[Stored data]

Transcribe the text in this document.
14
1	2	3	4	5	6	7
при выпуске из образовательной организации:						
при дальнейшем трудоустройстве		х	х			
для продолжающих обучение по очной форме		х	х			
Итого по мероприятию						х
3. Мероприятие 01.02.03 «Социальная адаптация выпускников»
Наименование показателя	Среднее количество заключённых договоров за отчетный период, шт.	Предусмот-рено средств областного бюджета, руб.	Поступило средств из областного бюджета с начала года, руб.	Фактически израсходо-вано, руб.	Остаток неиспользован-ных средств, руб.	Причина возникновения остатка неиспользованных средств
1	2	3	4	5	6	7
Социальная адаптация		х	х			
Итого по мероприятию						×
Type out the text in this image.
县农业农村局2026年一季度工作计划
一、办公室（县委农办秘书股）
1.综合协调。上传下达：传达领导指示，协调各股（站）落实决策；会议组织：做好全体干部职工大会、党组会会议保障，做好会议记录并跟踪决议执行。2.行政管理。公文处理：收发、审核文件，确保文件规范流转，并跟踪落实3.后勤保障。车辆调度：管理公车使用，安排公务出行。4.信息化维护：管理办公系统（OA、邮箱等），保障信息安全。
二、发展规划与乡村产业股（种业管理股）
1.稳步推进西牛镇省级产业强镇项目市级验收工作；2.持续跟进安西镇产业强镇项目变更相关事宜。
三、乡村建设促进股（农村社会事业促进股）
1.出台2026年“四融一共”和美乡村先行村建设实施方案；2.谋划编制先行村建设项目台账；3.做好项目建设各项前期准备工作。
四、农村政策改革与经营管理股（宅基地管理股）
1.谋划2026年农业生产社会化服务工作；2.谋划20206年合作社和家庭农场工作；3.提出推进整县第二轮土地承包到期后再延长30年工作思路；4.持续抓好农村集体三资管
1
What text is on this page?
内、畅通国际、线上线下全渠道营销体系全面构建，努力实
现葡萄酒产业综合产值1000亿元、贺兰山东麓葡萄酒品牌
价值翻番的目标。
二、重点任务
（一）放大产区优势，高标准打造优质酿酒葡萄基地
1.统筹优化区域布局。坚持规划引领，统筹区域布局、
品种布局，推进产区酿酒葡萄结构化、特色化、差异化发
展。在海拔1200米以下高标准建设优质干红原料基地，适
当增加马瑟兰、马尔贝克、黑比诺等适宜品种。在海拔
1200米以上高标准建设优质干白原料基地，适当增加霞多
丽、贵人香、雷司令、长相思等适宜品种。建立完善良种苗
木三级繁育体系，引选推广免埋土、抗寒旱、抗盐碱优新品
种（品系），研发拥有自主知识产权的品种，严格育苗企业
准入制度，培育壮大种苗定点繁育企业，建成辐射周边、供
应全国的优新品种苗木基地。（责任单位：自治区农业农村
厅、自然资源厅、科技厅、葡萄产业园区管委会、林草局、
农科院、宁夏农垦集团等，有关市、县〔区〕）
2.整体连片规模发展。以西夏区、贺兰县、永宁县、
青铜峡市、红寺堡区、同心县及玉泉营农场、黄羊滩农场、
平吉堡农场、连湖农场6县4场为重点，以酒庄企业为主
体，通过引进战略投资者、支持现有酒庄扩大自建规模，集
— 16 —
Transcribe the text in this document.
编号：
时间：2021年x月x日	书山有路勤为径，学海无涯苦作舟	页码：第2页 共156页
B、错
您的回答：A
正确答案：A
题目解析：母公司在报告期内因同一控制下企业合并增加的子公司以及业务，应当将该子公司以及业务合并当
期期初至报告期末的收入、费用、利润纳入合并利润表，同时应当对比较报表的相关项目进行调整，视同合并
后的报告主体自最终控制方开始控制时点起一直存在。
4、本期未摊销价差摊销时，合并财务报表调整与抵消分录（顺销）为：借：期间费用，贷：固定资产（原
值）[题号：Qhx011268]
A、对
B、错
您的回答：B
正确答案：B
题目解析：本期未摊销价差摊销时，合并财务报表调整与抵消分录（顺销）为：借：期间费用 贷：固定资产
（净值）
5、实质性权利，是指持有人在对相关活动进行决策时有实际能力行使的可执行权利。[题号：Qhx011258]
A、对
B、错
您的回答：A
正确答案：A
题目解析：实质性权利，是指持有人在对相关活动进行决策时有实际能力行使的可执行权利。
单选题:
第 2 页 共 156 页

**TASK BRIEF:**
Repeat exactly the lines starting at the line with "Type out the text in this image." and ending with the final line of the entries. Include nothing else.

**FINISHED ANSWER:**
Type out the text in this image.
县农业农村局2026年一季度工作计划
一、办公室（县委农办秘书股）
1.综合协调。上传下达：传达领导指示，协调各股（站）落实决策；会议组织：做好全体干部职工大会、党组会会议保障，做好会议记录并跟踪决议执行。2.行政管理。公文处理：收发、审核文件，确保文件规范流转，并跟踪落实3.后勤保障。车辆调度：管理公车使用，安排公务出行。4.信息化维护：管理办公系统（OA、邮箱等），保障信息安全。
二、发展规划与乡村产业股（种业管理股）
1.稳步推进西牛镇省级产业强镇项目市级验收工作；2.持续跟进安西镇产业强镇项目变更相关事宜。
三、乡村建设促进股（农村社会事业促进股）
1.出台2026年“四融一共”和美乡村先行村建设实施方案；2.谋划编制先行村建设项目台账；3.做好项目建设各项前期准备工作。
四、农村政策改革与经营管理股（宅基地管理股）
1.谋划2026年农业生产社会化服务工作；2.谋划20206年合作社和家庭农场工作；3.提出推进整县第二轮土地承包到期后再延长30年工作思路；4.持续抓好农村集体三资管
1
What text is on this page?
内、畅通国际、线上线下全渠道营销体系全面构建，努力实
现葡萄酒产业综合产值1000亿元、贺兰山东麓葡萄酒品牌
价值翻番的目标。
二、重点任务
（一）放大产区优势，高标准打造优质酿酒葡萄基地
1.统筹优化区域布局。坚持规划引领，统筹区域布局、
品种布局，推进产区酿酒葡萄结构化、特色化、差异化发
展。在海拔1200米以下高标准建设优质干红原料基地，适
当增加马瑟兰、马尔贝克、黑比诺等适宜品种。在海拔
1200米以上高标准建设优质干白原料基地，适当增加霞多
丽、贵人香、雷司令、长相思等适宜品种。建立完善良种苗
木三级繁育体系，引选推广免埋土、抗寒旱、抗盐碱优新品
种（品系），研发拥有自主知识产权的品种，严格育苗企业
准入制度，培育壮大种苗定点繁育企业，建成辐射周边、供
应全国的优新品种苗木基地。（责任单位：自治区农业农村
厅、自然资源厅、科技厅、葡萄产业园区管委会、林草局、
农科院、宁夏农垦集团等，有关市、县〔区〕）
2.整体连片规模发展。以西夏区、贺兰县、永宁县、
青铜峡市、红寺堡区、同心县及玉泉营农场、黄羊滩农场、
平吉堡农场、连湖农场6县4场为重点，以酒庄企业为主
体，通过引进战略投资者、支持现有酒庄扩大自建规模，集
— 16 —
Transcribe the text in this document.
编号：
时间：2021年x月x日	书山有路勤为径，学海无涯苦作舟	页码：第2页 共156页
B、错
您的回答：A
正确答案：A
题目解析：母公司在报告期内因同一控制下企业合并增加的子公司以及业务，应当将该子公司以及业务合并当
期期初至报告期末的收入、费用、利润纳入合并利润表，同时应当对比较报表的相关项目进行调整，视同合并
后的报告主体自最终控制方开始控制时点起一直存在。
4、本期未摊销价差摊销时，合并财务报表调整与抵消分录（顺销）为：借：期间费用，贷：固定资产（原
值）[题号：Qhx011268]
A、对
B、错
您的回答：B
正确答案：B
题目解析：本期未摊销价差摊销时，合并财务报表调整与抵消分录（顺销）为：借：期间费用 贷：固定资产
（净值）
5、实质性权利，是指持有人在对相关活动进行决策时有实际能力行使的可执行权利。[题号：Qhx011258]
A、对
B、错
您的回答：A
正确答案：A
题目解析：实质性权利，是指持有人在对相关活动进行决策时有实际能力行使的可执行权利。
单选题:
第 2 页 共 156 页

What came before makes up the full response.